* BEGIN DATA FOR PROCESSING *
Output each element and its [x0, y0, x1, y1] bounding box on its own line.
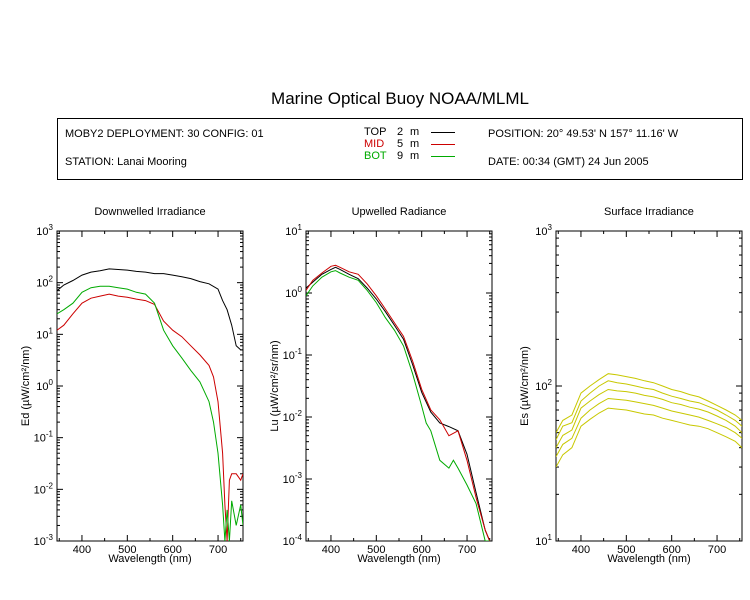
chart-title: Upwelled Radiance: [352, 206, 447, 218]
y-tick-label: 101: [36, 326, 53, 341]
chart-2: Surface Irradiance 101 102 103 400 500 600 700 W…: [519, 206, 743, 565]
x-tick-label: 700: [708, 544, 726, 556]
chart-1: Upwelled Radiance 10-4 10-3 10-2 10-1 100 101 4…: [269, 206, 493, 565]
y-axis-label: Lu (µW/cm²/sr/nm): [269, 340, 281, 431]
legend-mid-unit: m: [410, 138, 420, 150]
series-line-top: [57, 268, 243, 351]
series-line-bot: [57, 285, 243, 541]
x-tick-label: 700: [209, 544, 227, 556]
legend-bot-name: BOT: [364, 150, 387, 162]
y-tick-label: 102: [535, 378, 552, 393]
x-tick-label: 400: [572, 544, 590, 556]
legend-top-depth: 2: [397, 126, 404, 138]
x-tick-label: 600: [413, 544, 431, 556]
legend-mid-depth: 5: [397, 138, 404, 150]
y-tick-label: 100: [285, 285, 302, 300]
legend-mid-line: [431, 144, 455, 145]
x-tick-label: 400: [322, 544, 340, 556]
y-tick-label: 10-1: [34, 430, 54, 445]
chart-0: Downwelled Irradiance 10-3 10-2 10-1 100 101 1…: [20, 206, 244, 565]
plot-frame: [305, 230, 493, 542]
y-tick-label: 101: [535, 533, 552, 548]
page-title: Marine Optical Buoy NOAA/MLML: [271, 89, 529, 108]
legend-mid-name: MID: [364, 138, 385, 150]
y-tick-label: 102: [36, 275, 53, 290]
info-box: MOBY2 DEPLOYMENT: 30 CONFIG: 01 STATION:…: [57, 118, 743, 180]
chart-title: Surface Irradiance: [604, 206, 694, 218]
series-line-trace-1: [556, 380, 742, 441]
y-tick-label: 100: [36, 378, 53, 393]
legend-bot-unit: m: [410, 150, 420, 162]
y-tick-label: 103: [36, 223, 53, 238]
x-axis-label: Wavelength (nm): [108, 553, 191, 565]
series-line-bot: [306, 270, 490, 541]
y-tick-label: 101: [285, 223, 302, 238]
series-line-trace-4: [556, 407, 742, 468]
plot-frame: [555, 230, 743, 542]
x-tick-label: 500: [617, 544, 635, 556]
y-axis-label: Es (µW/cm²/nm): [519, 346, 531, 426]
legend-top-name: TOP: [364, 126, 387, 138]
x-tick-label: 400: [73, 544, 91, 556]
legend-bot-line: [431, 156, 455, 157]
x-tick-label: 500: [367, 544, 385, 556]
position-text: POSITION: 20° 49.53' N 157° 11.16' W: [488, 128, 679, 140]
y-tick-label: 10-3: [34, 533, 54, 548]
x-tick-label: 600: [164, 544, 182, 556]
y-tick-label: 103: [535, 223, 552, 238]
y-tick-label: 10-2: [34, 481, 54, 496]
station-text: STATION: Lanai Mooring: [65, 156, 187, 168]
date-text: DATE: 00:34 (GMT) 24 Jun 2005: [488, 156, 649, 168]
legend-bot-depth: 9: [397, 150, 404, 162]
chart-title: Downwelled Irradiance: [94, 206, 205, 218]
legend-top-unit: m: [410, 126, 420, 138]
y-tick-label: 10-1: [283, 347, 303, 362]
x-tick-label: 600: [663, 544, 681, 556]
deployment-text: MOBY2 DEPLOYMENT: 30 CONFIG: 01: [65, 128, 264, 140]
series-line-mid: [306, 264, 491, 541]
x-axis-label: Wavelength (nm): [357, 553, 440, 565]
series-line-trace-3: [556, 397, 742, 457]
series-line-mid: [57, 293, 243, 541]
y-tick-label: 10-2: [283, 409, 303, 424]
legend-top-line: [431, 132, 455, 133]
y-tick-label: 10-4: [283, 533, 303, 548]
series-line-trace-2: [556, 388, 742, 448]
y-tick-label: 10-3: [283, 471, 303, 486]
series-line-top: [306, 266, 491, 541]
x-axis-label: Wavelength (nm): [607, 553, 690, 565]
x-tick-label: 500: [118, 544, 136, 556]
x-tick-label: 700: [458, 544, 476, 556]
y-axis-label: Ed (µW/cm²/nm): [20, 346, 32, 426]
series-line-trace-0: [556, 373, 742, 433]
* END DATA FOR PROCESSING *
TASK TO CARRY OUT: Please identify every line in the rows above that contains the word "title", matching case exactly, and copy each of those lines in full.

OUTPUT FOR THIS EXERCISE:
chart-title: Upwelled Radiance: [352, 206, 447, 218]
page-title: Marine Optical Buoy NOAA/MLML: [271, 89, 529, 108]
chart-title: Surface Irradiance: [604, 206, 694, 218]
chart-title: Downwelled Irradiance: [94, 206, 205, 218]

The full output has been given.